[Extracted data entries]
— Start —

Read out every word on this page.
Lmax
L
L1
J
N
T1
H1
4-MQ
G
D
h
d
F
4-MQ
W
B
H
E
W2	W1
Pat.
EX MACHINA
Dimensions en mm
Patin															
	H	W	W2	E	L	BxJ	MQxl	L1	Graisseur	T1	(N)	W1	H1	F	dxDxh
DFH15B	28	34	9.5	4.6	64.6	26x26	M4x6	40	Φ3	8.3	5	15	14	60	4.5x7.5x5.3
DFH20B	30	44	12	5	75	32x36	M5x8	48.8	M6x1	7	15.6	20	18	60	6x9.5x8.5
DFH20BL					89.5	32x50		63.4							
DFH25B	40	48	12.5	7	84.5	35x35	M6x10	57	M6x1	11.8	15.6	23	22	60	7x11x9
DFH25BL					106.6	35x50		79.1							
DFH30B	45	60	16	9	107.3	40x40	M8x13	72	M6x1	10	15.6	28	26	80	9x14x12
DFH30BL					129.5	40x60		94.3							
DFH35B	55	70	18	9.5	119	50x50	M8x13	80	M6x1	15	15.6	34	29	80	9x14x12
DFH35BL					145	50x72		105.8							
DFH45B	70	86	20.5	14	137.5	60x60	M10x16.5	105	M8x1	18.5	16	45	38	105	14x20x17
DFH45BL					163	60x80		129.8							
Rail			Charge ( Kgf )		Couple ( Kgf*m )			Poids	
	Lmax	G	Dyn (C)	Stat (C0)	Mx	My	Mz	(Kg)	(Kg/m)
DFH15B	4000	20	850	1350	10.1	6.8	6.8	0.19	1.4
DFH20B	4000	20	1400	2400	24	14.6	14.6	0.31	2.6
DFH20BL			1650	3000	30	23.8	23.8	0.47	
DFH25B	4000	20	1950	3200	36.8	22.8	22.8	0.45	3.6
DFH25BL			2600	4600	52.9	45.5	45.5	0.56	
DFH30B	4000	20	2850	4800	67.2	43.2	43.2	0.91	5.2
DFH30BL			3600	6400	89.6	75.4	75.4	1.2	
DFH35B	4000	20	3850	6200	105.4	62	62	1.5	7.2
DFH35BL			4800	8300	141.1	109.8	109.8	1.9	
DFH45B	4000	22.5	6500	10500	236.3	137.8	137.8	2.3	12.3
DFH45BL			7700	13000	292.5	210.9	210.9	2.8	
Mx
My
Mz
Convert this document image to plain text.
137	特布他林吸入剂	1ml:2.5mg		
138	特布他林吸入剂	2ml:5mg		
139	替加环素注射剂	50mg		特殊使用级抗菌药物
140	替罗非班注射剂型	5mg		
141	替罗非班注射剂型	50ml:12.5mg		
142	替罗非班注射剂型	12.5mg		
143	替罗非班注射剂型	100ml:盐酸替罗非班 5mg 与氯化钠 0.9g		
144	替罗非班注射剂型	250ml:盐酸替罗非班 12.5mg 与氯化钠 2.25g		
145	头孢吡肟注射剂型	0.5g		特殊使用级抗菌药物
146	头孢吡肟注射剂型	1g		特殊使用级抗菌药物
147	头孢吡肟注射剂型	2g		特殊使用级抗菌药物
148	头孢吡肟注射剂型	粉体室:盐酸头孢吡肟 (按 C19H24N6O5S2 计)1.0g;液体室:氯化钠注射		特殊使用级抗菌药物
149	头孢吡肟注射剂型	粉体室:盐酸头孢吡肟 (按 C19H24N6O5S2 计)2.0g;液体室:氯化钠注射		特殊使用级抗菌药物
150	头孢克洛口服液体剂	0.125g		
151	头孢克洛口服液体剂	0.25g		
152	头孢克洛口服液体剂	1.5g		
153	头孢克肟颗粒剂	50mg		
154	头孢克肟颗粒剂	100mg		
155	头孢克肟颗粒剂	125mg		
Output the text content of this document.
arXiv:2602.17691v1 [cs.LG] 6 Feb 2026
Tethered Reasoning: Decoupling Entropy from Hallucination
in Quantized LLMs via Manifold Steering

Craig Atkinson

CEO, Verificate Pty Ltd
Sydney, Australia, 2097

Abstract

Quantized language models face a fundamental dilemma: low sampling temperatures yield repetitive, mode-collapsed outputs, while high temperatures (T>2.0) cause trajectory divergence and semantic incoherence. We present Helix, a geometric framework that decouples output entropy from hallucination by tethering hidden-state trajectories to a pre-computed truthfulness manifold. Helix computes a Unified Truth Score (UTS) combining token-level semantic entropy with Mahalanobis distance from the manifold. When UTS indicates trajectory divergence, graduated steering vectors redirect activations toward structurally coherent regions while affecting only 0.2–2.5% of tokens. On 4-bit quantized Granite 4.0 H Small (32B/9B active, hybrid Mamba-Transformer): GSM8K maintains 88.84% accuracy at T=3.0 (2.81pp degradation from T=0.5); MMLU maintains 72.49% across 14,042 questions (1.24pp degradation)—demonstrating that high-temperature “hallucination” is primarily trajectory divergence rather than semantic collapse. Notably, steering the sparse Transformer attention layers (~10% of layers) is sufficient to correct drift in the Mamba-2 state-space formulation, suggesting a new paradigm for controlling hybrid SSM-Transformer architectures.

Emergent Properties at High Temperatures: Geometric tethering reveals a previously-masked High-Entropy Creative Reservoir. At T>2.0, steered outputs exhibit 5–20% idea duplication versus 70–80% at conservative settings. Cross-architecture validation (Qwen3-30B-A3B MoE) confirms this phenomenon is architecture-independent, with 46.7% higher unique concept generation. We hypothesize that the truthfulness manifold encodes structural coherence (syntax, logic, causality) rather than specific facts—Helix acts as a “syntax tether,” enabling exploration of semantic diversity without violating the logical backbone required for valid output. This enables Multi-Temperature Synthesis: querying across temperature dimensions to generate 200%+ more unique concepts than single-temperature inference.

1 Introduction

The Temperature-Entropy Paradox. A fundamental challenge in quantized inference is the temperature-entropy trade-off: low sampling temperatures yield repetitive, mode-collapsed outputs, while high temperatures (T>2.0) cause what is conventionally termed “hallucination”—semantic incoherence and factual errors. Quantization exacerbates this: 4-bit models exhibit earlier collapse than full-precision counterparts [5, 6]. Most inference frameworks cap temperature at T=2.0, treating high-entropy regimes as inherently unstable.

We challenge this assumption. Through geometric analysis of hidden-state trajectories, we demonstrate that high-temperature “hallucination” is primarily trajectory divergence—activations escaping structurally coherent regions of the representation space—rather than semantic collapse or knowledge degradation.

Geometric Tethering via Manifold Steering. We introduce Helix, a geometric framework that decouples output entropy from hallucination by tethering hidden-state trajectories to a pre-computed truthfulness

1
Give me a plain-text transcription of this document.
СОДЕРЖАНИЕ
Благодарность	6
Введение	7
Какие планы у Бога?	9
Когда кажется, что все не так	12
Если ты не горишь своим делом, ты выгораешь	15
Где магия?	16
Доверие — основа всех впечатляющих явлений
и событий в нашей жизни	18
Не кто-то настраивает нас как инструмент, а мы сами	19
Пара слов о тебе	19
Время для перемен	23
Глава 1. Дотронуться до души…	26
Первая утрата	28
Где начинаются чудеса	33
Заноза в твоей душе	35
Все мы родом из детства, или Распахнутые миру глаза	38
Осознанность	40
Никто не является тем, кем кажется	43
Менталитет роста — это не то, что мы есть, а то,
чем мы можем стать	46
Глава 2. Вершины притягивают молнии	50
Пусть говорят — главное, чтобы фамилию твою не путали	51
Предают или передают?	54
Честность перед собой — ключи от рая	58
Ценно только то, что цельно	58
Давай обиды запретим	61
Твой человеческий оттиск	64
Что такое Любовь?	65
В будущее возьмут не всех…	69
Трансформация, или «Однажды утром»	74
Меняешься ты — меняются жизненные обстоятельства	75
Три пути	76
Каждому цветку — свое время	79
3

— End —

WHAT IS EXPECTED =
Copy all the records above exactly, missing none.

SOLUTION TO THIS PROBLEM =
Read out every word on this page.
Lmax
L
L1
J
N
T1
H1
4-MQ
G
D
h
d
F
4-MQ
W
B
H
E
W2	W1
Pat.
EX MACHINA
Dimensions en mm
Patin															
	H	W	W2	E	L	BxJ	MQxl	L1	Graisseur	T1	(N)	W1	H1	F	dxDxh
DFH15B	28	34	9.5	4.6	64.6	26x26	M4x6	40	Φ3	8.3	5	15	14	60	4.5x7.5x5.3
DFH20B	30	44	12	5	75	32x36	M5x8	48.8	M6x1	7	15.6	20	18	60	6x9.5x8.5
DFH20BL					89.5	32x50		63.4							
DFH25B	40	48	12.5	7	84.5	35x35	M6x10	57	M6x1	11.8	15.6	23	22	60	7x11x9
DFH25BL					106.6	35x50		79.1							
DFH30B	45	60	16	9	107.3	40x40	M8x13	72	M6x1	10	15.6	28	26	80	9x14x12
DFH30BL					129.5	40x60		94.3							
DFH35B	55	70	18	9.5	119	50x50	M8x13	80	M6x1	15	15.6	34	29	80	9x14x12
DFH35BL					145	50x72		105.8							
DFH45B	70	86	20.5	14	137.5	60x60	M10x16.5	105	M8x1	18.5	16	45	38	105	14x20x17
DFH45BL					163	60x80		129.8							
Rail			Charge ( Kgf )		Couple ( Kgf*m )			Poids	
	Lmax	G	Dyn (C)	Stat (C0)	Mx	My	Mz	(Kg)	(Kg/m)
DFH15B	4000	20	850	1350	10.1	6.8	6.8	0.19	1.4
DFH20B	4000	20	1400	2400	24	14.6	14.6	0.31	2.6
DFH20BL			1650	3000	30	23.8	23.8	0.47	
DFH25B	4000	20	1950	3200	36.8	22.8	22.8	0.45	3.6
DFH25BL			2600	4600	52.9	45.5	45.5	0.56	
DFH30B	4000	20	2850	4800	67.2	43.2	43.2	0.91	5.2
DFH30BL			3600	6400	89.6	75.4	75.4	1.2	
DFH35B	4000	20	3850	6200	105.4	62	62	1.5	7.2
DFH35BL			4800	8300	141.1	109.8	109.8	1.9	
DFH45B	4000	22.5	6500	10500	236.3	137.8	137.8	2.3	12.3
DFH45BL			7700	13000	292.5	210.9	210.9	2.8	
Mx
My
Mz
Convert this document image to plain text.
137	特布他林吸入剂	1ml:2.5mg		
138	特布他林吸入剂	2ml:5mg		
139	替加环素注射剂	50mg		特殊使用级抗菌药物
140	替罗非班注射剂型	5mg		
141	替罗非班注射剂型	50ml:12.5mg		
142	替罗非班注射剂型	12.5mg		
143	替罗非班注射剂型	100ml:盐酸替罗非班 5mg 与氯化钠 0.9g		
144	替罗非班注射剂型	250ml:盐酸替罗非班 12.5mg 与氯化钠 2.25g		
145	头孢吡肟注射剂型	0.5g		特殊使用级抗菌药物
146	头孢吡肟注射剂型	1g		特殊使用级抗菌药物
147	头孢吡肟注射剂型	2g		特殊使用级抗菌药物
148	头孢吡肟注射剂型	粉体室:盐酸头孢吡肟 (按 C19H24N6O5S2 计)1.0g;液体室:氯化钠注射		特殊使用级抗菌药物
149	头孢吡肟注射剂型	粉体室:盐酸头孢吡肟 (按 C19H24N6O5S2 计)2.0g;液体室:氯化钠注射		特殊使用级抗菌药物
150	头孢克洛口服液体剂	0.125g		
151	头孢克洛口服液体剂	0.25g		
152	头孢克洛口服液体剂	1.5g		
153	头孢克肟颗粒剂	50mg		
154	头孢克肟颗粒剂	100mg		
155	头孢克肟颗粒剂	125mg		
Output the text content of this document.
arXiv:2602.17691v1 [cs.LG] 6 Feb 2026
Tethered Reasoning: Decoupling Entropy from Hallucination
in Quantized LLMs via Manifold Steering

Craig Atkinson

CEO, Verificate Pty Ltd
Sydney, Australia, 2097

Abstract

Quantized language models face a fundamental dilemma: low sampling temperatures yield repetitive, mode-collapsed outputs, while high temperatures (T>2.0) cause trajectory divergence and semantic incoherence. We present Helix, a geometric framework that decouples output entropy from hallucination by tethering hidden-state trajectories to a pre-computed truthfulness manifold. Helix computes a Unified Truth Score (UTS) combining token-level semantic entropy with Mahalanobis distance from the manifold. When UTS indicates trajectory divergence, graduated steering vectors redirect activations toward structurally coherent regions while affecting only 0.2–2.5% of tokens. On 4-bit quantized Granite 4.0 H Small (32B/9B active, hybrid Mamba-Transformer): GSM8K maintains 88.84% accuracy at T=3.0 (2.81pp degradation from T=0.5); MMLU maintains 72.49% across 14,042 questions (1.24pp degradation)—demonstrating that high-temperature “hallucination” is primarily trajectory divergence rather than semantic collapse. Notably, steering the sparse Transformer attention layers (~10% of layers) is sufficient to correct drift in the Mamba-2 state-space formulation, suggesting a new paradigm for controlling hybrid SSM-Transformer architectures.

Emergent Properties at High Temperatures: Geometric tethering reveals a previously-masked High-Entropy Creative Reservoir. At T>2.0, steered outputs exhibit 5–20% idea duplication versus 70–80% at conservative settings. Cross-architecture validation (Qwen3-30B-A3B MoE) confirms this phenomenon is architecture-independent, with 46.7% higher unique concept generation. We hypothesize that the truthfulness manifold encodes structural coherence (syntax, logic, causality) rather than specific facts—Helix acts as a “syntax tether,” enabling exploration of semantic diversity without violating the logical backbone required for valid output. This enables Multi-Temperature Synthesis: querying across temperature dimensions to generate 200%+ more unique concepts than single-temperature inference.

1 Introduction

The Temperature-Entropy Paradox. A fundamental challenge in quantized inference is the temperature-entropy trade-off: low sampling temperatures yield repetitive, mode-collapsed outputs, while high temperatures (T>2.0) cause what is conventionally termed “hallucination”—semantic incoherence and factual errors. Quantization exacerbates this: 4-bit models exhibit earlier collapse than full-precision counterparts [5, 6]. Most inference frameworks cap temperature at T=2.0, treating high-entropy regimes as inherently unstable.

We challenge this assumption. Through geometric analysis of hidden-state trajectories, we demonstrate that high-temperature “hallucination” is primarily trajectory divergence—activations escaping structurally coherent regions of the representation space—rather than semantic collapse or knowledge degradation.

Geometric Tethering via Manifold Steering. We introduce Helix, a geometric framework that decouples output entropy from hallucination by tethering hidden-state trajectories to a pre-computed truthfulness

1
Give me a plain-text transcription of this document.
СОДЕРЖАНИЕ
Благодарность	6
Введение	7
Какие планы у Бога?	9
Когда кажется, что все не так	12
Если ты не горишь своим делом, ты выгораешь	15
Где магия?	16
Доверие — основа всех впечатляющих явлений
и событий в нашей жизни	18
Не кто-то настраивает нас как инструмент, а мы сами	19
Пара слов о тебе	19
Время для перемен	23
Глава 1. Дотронуться до души…	26
Первая утрата	28
Где начинаются чудеса	33
Заноза в твоей душе	35
Все мы родом из детства, или Распахнутые миру глаза	38
Осознанность	40
Никто не является тем, кем кажется	43
Менталитет роста — это не то, что мы есть, а то,
чем мы можем стать	46
Глава 2. Вершины притягивают молнии	50
Пусть говорят — главное, чтобы фамилию твою не путали	51
Предают или передают?	54
Честность перед собой — ключи от рая	58
Ценно только то, что цельно	58
Давай обиды запретим	61
Твой человеческий оттиск	64
Что такое Любовь?	65
В будущее возьмут не всех…	69
Трансформация, или «Однажды утром»	74
Меняешься ты — меняются жизненные обстоятельства	75
Три пути	76
Каждому цветку — свое время	79
3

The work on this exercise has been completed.